**Direction**
Search the material below for the string "Transmission" and list each line that holds it.

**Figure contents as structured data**
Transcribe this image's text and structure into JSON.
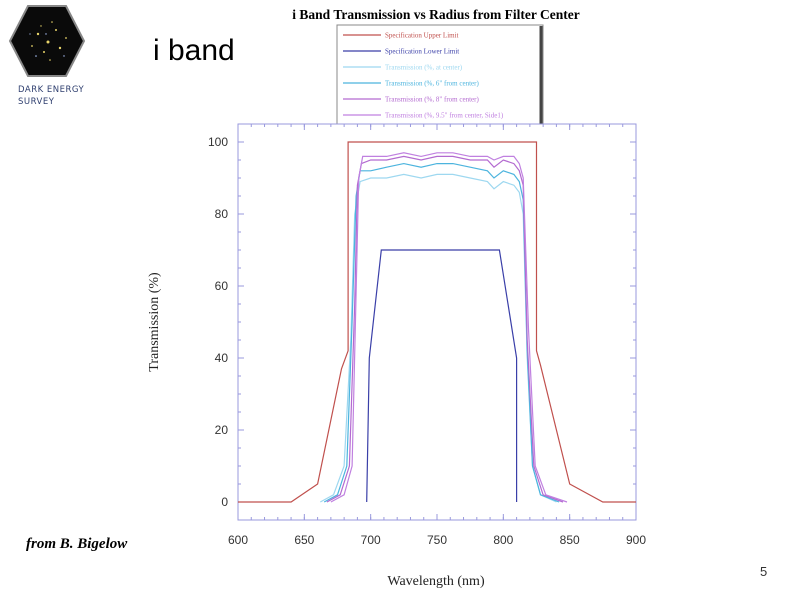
{
  "slide": {
    "title": "i band",
    "org_name_line1": "DARK ENERGY",
    "org_name_line2": "SURVEY",
    "credit": "from B. Bigelow",
    "page_number": "5"
  },
  "colors": {
    "upper_limit": "#c0504d",
    "lower_limit": "#3a3fa8",
    "center": "#9ed8f0",
    "six_inch": "#4cb4de",
    "eight_inch": "#b36ad0",
    "nine_half_inch": "#c080e0",
    "axis": "#9999dd",
    "logo_bg": "#0a0a0a",
    "logo_border": "#888888"
  },
  "chart_data": {
    "type": "line",
    "title": "i Band Transmission vs Radius from Filter Center",
    "xlabel": "Wavelength (nm)",
    "ylabel": "Transmission (%)",
    "xlim": [
      600,
      900
    ],
    "ylim": [
      -5,
      105
    ],
    "xticks": [
      600,
      650,
      700,
      750,
      800,
      850,
      900
    ],
    "yticks": [
      0,
      20,
      40,
      60,
      80,
      100
    ],
    "legend_placement": "top-right",
    "series": [
      {
        "name": "Specification Upper Limit",
        "color_key": "upper_limit",
        "x": [
          600,
          640,
          660,
          678,
          683,
          683,
          825,
          825,
          828,
          850,
          875,
          900
        ],
        "y": [
          0,
          0,
          5,
          37,
          42,
          100,
          100,
          42,
          38,
          5,
          0,
          0
        ]
      },
      {
        "name": "Specification Lower Limit",
        "color_key": "lower_limit",
        "x": [
          600,
          697,
          697,
          699,
          708,
          797,
          810,
          810,
          812,
          900
        ],
        "y": [
          null,
          null,
          0,
          40,
          70,
          70,
          40,
          0,
          null,
          null
        ]
      },
      {
        "name": "Transmission (%, at center)",
        "color_key": "center",
        "x": [
          662,
          672,
          680,
          685,
          688,
          692,
          700,
          712,
          725,
          738,
          750,
          762,
          775,
          788,
          793,
          800,
          808,
          812,
          815,
          818,
          822,
          828,
          840
        ],
        "y": [
          0,
          2,
          10,
          45,
          80,
          89,
          90,
          90,
          91,
          90,
          91,
          91,
          90,
          89,
          87,
          89,
          88,
          86,
          80,
          40,
          10,
          2,
          0
        ]
      },
      {
        "name": "Transmission (%, 6\" from center)",
        "color_key": "six_inch",
        "x": [
          665,
          675,
          682,
          686,
          689,
          692,
          700,
          712,
          725,
          738,
          750,
          762,
          775,
          788,
          793,
          800,
          808,
          812,
          815,
          818,
          822,
          828,
          842
        ],
        "y": [
          0,
          2,
          10,
          50,
          85,
          92,
          92,
          93,
          94,
          93,
          94,
          94,
          93,
          92,
          90,
          92,
          91,
          89,
          84,
          42,
          10,
          2,
          0
        ]
      },
      {
        "name": "Transmission (%, 8\" from center)",
        "color_key": "eight_inch",
        "x": [
          667,
          677,
          684,
          688,
          690,
          693,
          700,
          712,
          725,
          738,
          750,
          762,
          775,
          788,
          793,
          800,
          808,
          812,
          815,
          818,
          823,
          830,
          845
        ],
        "y": [
          0,
          2,
          10,
          55,
          88,
          94,
          95,
          95,
          96,
          95,
          96,
          96,
          95,
          95,
          93,
          95,
          94,
          92,
          88,
          45,
          10,
          2,
          0
        ]
      },
      {
        "name": "Transmission (%, 9.5\" from center, Side1)",
        "color_key": "nine_half_inch",
        "x": [
          670,
          680,
          686,
          689,
          691,
          694,
          700,
          712,
          725,
          738,
          750,
          762,
          775,
          788,
          793,
          800,
          808,
          812,
          815,
          819,
          824,
          832,
          848
        ],
        "y": [
          0,
          2,
          10,
          58,
          90,
          96,
          96,
          96,
          97,
          96,
          97,
          97,
          96,
          96,
          95,
          96,
          96,
          94,
          90,
          48,
          10,
          2,
          0
        ]
      }
    ]
  }
}
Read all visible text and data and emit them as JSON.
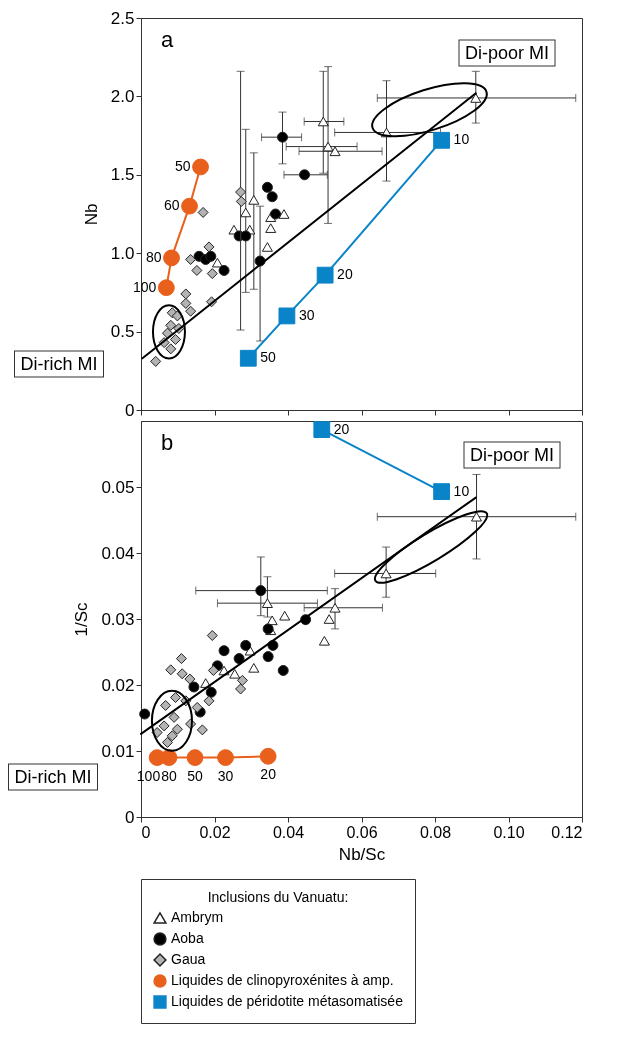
{
  "chart_data": [
    {
      "type": "scatter",
      "title": "a",
      "ylabel": "Nb",
      "xlim": [
        0,
        0.12
      ],
      "ylim": [
        0,
        2.5
      ],
      "xticks": [
        0,
        0.02,
        0.04,
        0.06,
        0.08,
        0.1,
        0.12
      ],
      "yticks": [
        0,
        0.5,
        {
          "value": 1,
          "label": "1.0"
        },
        1.5,
        {
          "value": 2,
          "label": "2.0"
        },
        2.5
      ],
      "tick_labels": "y",
      "legend": "bottom",
      "annotations": [
        "Di-poor MI",
        "Di-rich MI",
        {
          "text": "50",
          "x": 0.0162,
          "y": 1.55
        },
        {
          "text": "60",
          "x": 0.0132,
          "y": 1.3
        },
        {
          "text": "80",
          "x": 0.0083,
          "y": 0.97
        },
        {
          "text": "100",
          "x": 0.0069,
          "y": 0.78
        },
        {
          "text": "50",
          "x": 0.0292,
          "y": 0.33
        },
        {
          "text": "30",
          "x": 0.0397,
          "y": 0.6
        },
        {
          "text": "20",
          "x": 0.0501,
          "y": 0.86
        },
        {
          "text": "10",
          "x": 0.0818,
          "y": 1.72
        }
      ],
      "series": [
        {
          "name": "Ambrym",
          "marker": "triangle",
          "color": "#ffffff",
          "x": [
            0.0496,
            0.0509,
            0.0528,
            0.0668,
            0.0911,
            0.0307,
            0.0285,
            0.0253,
            0.0296,
            0.0353,
            0.0389,
            0.0353,
            0.0344,
            0.0208
          ],
          "values": [
            1.84,
            1.68,
            1.65,
            1.77,
            1.99,
            1.34,
            1.26,
            1.15,
            1.15,
            1.23,
            1.25,
            1.16,
            1.04,
            0.94
          ],
          "errors": [
            [
              1.51,
              2.16
            ],
            [
              1.19,
              2.19
            ],
            null,
            [
              1.46,
              2.1
            ],
            [
              1.83,
              2.16
            ],
            [
              0.77,
              1.64
            ],
            [
              0.75,
              1.79
            ],
            null,
            null,
            null,
            null,
            null,
            null,
            null
          ],
          "xerrors": [
            [
              0.0444,
              0.0552
            ],
            [
              0.0395,
              0.0588
            ],
            [
              0.043,
              0.0656
            ],
            [
              0.0527,
              0.0815
            ],
            [
              0.0643,
              0.1183
            ],
            null,
            null,
            null,
            null,
            null,
            null,
            null,
            null,
            null
          ]
        },
        {
          "name": "Aoba",
          "marker": "circle",
          "color": "#000000",
          "x": [
            0.0385,
            0.0445,
            0.0344,
            0.0357,
            0.0366,
            0.0267,
            0.0285,
            0.0324,
            0.0226,
            0.0158,
            0.0176,
            0.019
          ],
          "values": [
            1.74,
            1.5,
            1.42,
            1.36,
            1.25,
            1.11,
            1.11,
            0.95,
            0.89,
            0.98,
            0.96,
            0.98
          ],
          "errors": [
            [
              1.57,
              1.9
            ],
            null,
            null,
            null,
            null,
            null,
            null,
            [
              0.44,
              1.3
            ],
            null,
            null,
            null,
            null
          ],
          "xerrors": [
            [
              0.0328,
              0.0437
            ],
            [
              0.0389,
              0.0507
            ],
            null,
            null,
            null,
            null,
            null,
            null,
            null,
            null,
            null,
            null
          ]
        },
        {
          "name": "Gaua",
          "marker": "diamond",
          "color": "#b3b3b3",
          "x": [
            0.0271,
            0.0273,
            0.0169,
            0.0185,
            0.0135,
            0.0152,
            0.0194,
            0.0192,
            0.0122,
            0.0135,
            0.0085,
            0.0099,
            0.0081,
            0.0103,
            0.0072,
            0.0094,
            0.0063,
            0.0081,
            0.004,
            0.0122
          ],
          "values": [
            1.39,
            1.33,
            1.26,
            1.04,
            0.96,
            0.89,
            0.87,
            0.69,
            0.68,
            0.63,
            0.62,
            0.6,
            0.54,
            0.52,
            0.49,
            0.45,
            0.43,
            0.39,
            0.31,
            0.74
          ],
          "errors": [
            [
              0.51,
              2.16
            ],
            null,
            null,
            null,
            null,
            null,
            null,
            null,
            null,
            null,
            null,
            null,
            null,
            null,
            null,
            null,
            null,
            null,
            null,
            null
          ]
        },
        {
          "name": "Liquides de clinopyroxénites à amp.",
          "type": "line",
          "marker": "circle",
          "color": "#e8601c",
          "x": [
            0.0162,
            0.0132,
            0.0083,
            0.0069
          ],
          "values": [
            1.55,
            1.3,
            0.97,
            0.78
          ]
        },
        {
          "name": "Liquides de péridotite métasomatisée",
          "type": "line",
          "marker": "square",
          "color": "#0a84c8",
          "x": [
            0.0292,
            0.0397,
            0.0501,
            0.0818
          ],
          "values": [
            0.33,
            0.6,
            0.86,
            1.72
          ]
        },
        {
          "type": "line",
          "marker": "none",
          "color": "#000000",
          "x": [
            0.0004,
            0.0911
          ],
          "values": [
            0.33,
            2.02
          ]
        }
      ]
    },
    {
      "type": "scatter",
      "title": "b",
      "xlabel": "Nb/Sc",
      "ylabel": "1/Sc",
      "xlim": [
        0,
        0.12
      ],
      "ylim": [
        0,
        0.06
      ],
      "xticks": [
        0,
        0.02,
        0.04,
        0.06,
        0.08,
        {
          "value": 0.1,
          "label": "0.10"
        },
        0.12
      ],
      "yticks": [
        0,
        0.01,
        0.02,
        0.03,
        0.04,
        0.05
      ],
      "legend": "bottom",
      "legend_title": "Inclusions du Vanuatu:",
      "annotations": [
        "Di-poor MI",
        "Di-rich MI",
        {
          "text": "100",
          "x": 0.0044,
          "y": 0.009
        },
        {
          "text": "80",
          "x": 0.0076,
          "y": 0.009
        },
        {
          "text": "50",
          "x": 0.0147,
          "y": 0.009
        },
        {
          "text": "30",
          "x": 0.023,
          "y": 0.009
        },
        {
          "text": "20",
          "x": 0.0346,
          "y": 0.0092
        },
        {
          "text": "20",
          "x": 0.0492,
          "y": 0.0587
        },
        {
          "text": "10",
          "x": 0.0818,
          "y": 0.0493
        }
      ],
      "series": [
        {
          "name": "Ambrym",
          "marker": "triangle",
          "color": "#ffffff",
          "x": [
            0.0913,
            0.0667,
            0.0528,
            0.0512,
            0.0499,
            0.0344,
            0.0391,
            0.0357,
            0.0353,
            0.0297,
            0.0307,
            0.0255,
            0.0226,
            0.0176
          ],
          "values": [
            0.0455,
            0.0369,
            0.0317,
            0.03,
            0.0267,
            0.0324,
            0.0305,
            0.0298,
            0.0283,
            0.0252,
            0.0226,
            0.0217,
            0.0222,
            0.0203
          ],
          "errors": [
            [
              0.0391,
              0.0519
            ],
            [
              0.0333,
              0.0409
            ],
            [
              0.0285,
              0.0346
            ],
            null,
            null,
            [
              0.0303,
              0.0364
            ],
            null,
            null,
            null,
            null,
            null,
            null,
            null,
            null
          ],
          "xerrors": [
            [
              0.0643,
              0.1183
            ],
            [
              0.0527,
              0.0802
            ],
            [
              0.0444,
              0.0657
            ],
            null,
            null,
            [
              0.0208,
              0.048
            ],
            null,
            null,
            null,
            null,
            null,
            null,
            null,
            null
          ]
        },
        {
          "name": "Aoba",
          "marker": "circle",
          "color": "#000000",
          "x": [
            0.0326,
            0.0448,
            0.0226,
            0.0285,
            0.0267,
            0.0346,
            0.0359,
            0.0346,
            0.0387,
            0.0208,
            0.0191,
            0.0144,
            0.0161,
            0.001
          ],
          "values": [
            0.0343,
            0.0299,
            0.0252,
            0.026,
            0.024,
            0.0285,
            0.026,
            0.0243,
            0.0222,
            0.0229,
            0.0189,
            0.0197,
            0.0159,
            0.0156
          ],
          "errors": [
            [
              0.0305,
              0.0394
            ],
            null,
            null,
            null,
            null,
            null,
            null,
            null,
            null,
            null,
            null,
            null,
            null,
            null
          ],
          "xerrors": [
            [
              0.0149,
              0.0507
            ],
            null,
            null,
            null,
            null,
            null,
            null,
            null,
            null,
            null,
            null,
            null,
            null,
            null
          ]
        },
        {
          "name": "Gaua",
          "marker": "diamond",
          "color": "#b3b3b3",
          "x": [
            0.0194,
            0.011,
            0.0081,
            0.0112,
            0.0133,
            0.0197,
            0.0276,
            0.0271,
            0.0185,
            0.0153,
            0.0122,
            0.0094,
            0.0067,
            0.009,
            0.0063,
            0.0099,
            0.0135,
            0.0167,
            0.0085,
            0.0044,
            0.0072
          ],
          "values": [
            0.0275,
            0.024,
            0.0223,
            0.0217,
            0.0209,
            0.0222,
            0.0207,
            0.0194,
            0.0176,
            0.0166,
            0.0176,
            0.0181,
            0.0169,
            0.0151,
            0.0138,
            0.0133,
            0.0141,
            0.0132,
            0.0123,
            0.0128,
            0.0113
          ]
        },
        {
          "name": "Liquides de clinopyroxénites à amp.",
          "type": "line",
          "marker": "circle",
          "color": "#e8601c",
          "x": [
            0.0044,
            0.0076,
            0.0147,
            0.023,
            0.0346
          ],
          "values": [
            0.009,
            0.009,
            0.009,
            0.009,
            0.0092
          ]
        },
        {
          "name": "Liquides de péridotite métasomatisée",
          "type": "line",
          "marker": "square",
          "color": "#0a84c8",
          "x": [
            0.0492,
            0.0818
          ],
          "values": [
            0.0587,
            0.0493
          ]
        },
        {
          "type": "line",
          "marker": "none",
          "color": "#000000",
          "x": [
            0,
            0.0911
          ],
          "values": [
            0.0126,
            0.0484
          ]
        }
      ]
    }
  ]
}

**Response to the exercise**
    "title": "i Band Transmission vs Radius from Filter Center",
    "ylabel": "Transmission (%)",
        "name": "Transmission (%, at center)",
        "name": "Transmission (%, 6\" from center)",
        "name": "Transmission (%, 8\" from center)",
        "name": "Transmission (%, 9.5\" from center, Side1)",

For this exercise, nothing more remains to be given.